— EXERCISE BRIEF —
Find how many lines in the data below include the word "placeholder", then write only that number.
>>
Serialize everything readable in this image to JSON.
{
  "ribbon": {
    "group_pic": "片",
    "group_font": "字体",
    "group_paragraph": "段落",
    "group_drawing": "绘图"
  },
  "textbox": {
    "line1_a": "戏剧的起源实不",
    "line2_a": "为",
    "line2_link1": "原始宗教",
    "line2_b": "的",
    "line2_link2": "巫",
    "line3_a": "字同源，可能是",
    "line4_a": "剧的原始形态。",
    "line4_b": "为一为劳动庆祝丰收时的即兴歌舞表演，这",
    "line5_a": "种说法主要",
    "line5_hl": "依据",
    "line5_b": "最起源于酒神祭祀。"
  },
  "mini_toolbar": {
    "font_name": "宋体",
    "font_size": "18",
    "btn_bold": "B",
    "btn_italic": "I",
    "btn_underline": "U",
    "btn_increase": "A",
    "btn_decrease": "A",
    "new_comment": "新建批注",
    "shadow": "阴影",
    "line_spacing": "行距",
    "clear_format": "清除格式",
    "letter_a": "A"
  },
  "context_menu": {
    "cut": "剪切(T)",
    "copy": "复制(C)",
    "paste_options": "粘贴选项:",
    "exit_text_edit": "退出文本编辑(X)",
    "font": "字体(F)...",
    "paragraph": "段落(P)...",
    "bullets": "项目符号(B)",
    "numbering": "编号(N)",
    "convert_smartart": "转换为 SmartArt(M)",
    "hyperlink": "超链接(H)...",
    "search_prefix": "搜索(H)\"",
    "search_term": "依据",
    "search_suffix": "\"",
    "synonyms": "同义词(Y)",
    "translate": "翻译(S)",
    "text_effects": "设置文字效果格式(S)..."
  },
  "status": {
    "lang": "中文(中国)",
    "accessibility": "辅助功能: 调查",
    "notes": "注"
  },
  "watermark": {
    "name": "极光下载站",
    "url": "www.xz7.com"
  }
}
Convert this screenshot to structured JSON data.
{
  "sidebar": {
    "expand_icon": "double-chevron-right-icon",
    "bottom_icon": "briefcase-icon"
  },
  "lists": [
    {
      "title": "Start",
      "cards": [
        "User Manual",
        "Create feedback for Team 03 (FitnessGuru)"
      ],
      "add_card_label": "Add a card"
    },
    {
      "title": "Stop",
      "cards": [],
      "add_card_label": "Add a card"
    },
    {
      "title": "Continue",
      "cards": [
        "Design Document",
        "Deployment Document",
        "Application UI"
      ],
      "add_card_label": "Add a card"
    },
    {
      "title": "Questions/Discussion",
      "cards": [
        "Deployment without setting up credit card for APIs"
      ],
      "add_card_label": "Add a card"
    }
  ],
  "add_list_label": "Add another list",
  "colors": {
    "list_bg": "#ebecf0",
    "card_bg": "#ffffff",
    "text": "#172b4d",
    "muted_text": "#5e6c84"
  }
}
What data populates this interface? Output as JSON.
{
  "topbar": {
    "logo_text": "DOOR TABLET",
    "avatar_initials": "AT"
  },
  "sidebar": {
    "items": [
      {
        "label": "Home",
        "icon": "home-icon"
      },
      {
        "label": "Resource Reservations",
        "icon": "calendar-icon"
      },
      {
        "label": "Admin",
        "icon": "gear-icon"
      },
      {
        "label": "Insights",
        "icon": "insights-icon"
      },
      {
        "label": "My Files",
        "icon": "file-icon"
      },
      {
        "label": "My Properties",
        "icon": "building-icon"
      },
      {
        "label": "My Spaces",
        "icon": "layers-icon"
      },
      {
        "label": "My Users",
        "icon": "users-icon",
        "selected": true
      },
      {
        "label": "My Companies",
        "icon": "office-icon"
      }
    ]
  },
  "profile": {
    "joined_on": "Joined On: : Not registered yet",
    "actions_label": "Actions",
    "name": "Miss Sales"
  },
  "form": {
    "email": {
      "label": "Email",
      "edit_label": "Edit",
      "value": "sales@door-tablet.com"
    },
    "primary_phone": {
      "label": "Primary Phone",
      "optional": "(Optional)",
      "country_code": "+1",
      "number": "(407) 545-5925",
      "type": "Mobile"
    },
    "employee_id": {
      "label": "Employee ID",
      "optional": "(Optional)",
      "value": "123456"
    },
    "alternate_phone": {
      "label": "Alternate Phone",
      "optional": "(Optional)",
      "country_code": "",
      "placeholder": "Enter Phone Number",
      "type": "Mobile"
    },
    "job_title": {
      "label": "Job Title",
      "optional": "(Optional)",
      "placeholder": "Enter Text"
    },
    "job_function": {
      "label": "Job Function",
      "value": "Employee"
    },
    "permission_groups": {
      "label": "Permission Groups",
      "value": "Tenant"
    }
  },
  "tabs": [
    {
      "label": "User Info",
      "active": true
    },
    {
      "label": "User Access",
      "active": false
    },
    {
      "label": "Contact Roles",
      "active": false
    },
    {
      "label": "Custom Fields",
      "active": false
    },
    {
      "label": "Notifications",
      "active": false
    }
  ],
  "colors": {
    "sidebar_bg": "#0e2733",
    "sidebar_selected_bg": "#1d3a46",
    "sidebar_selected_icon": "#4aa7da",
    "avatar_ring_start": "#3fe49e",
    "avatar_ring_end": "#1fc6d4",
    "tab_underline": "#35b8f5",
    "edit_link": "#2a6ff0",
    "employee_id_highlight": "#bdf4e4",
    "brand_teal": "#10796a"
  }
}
<<
— THE RESULT —
2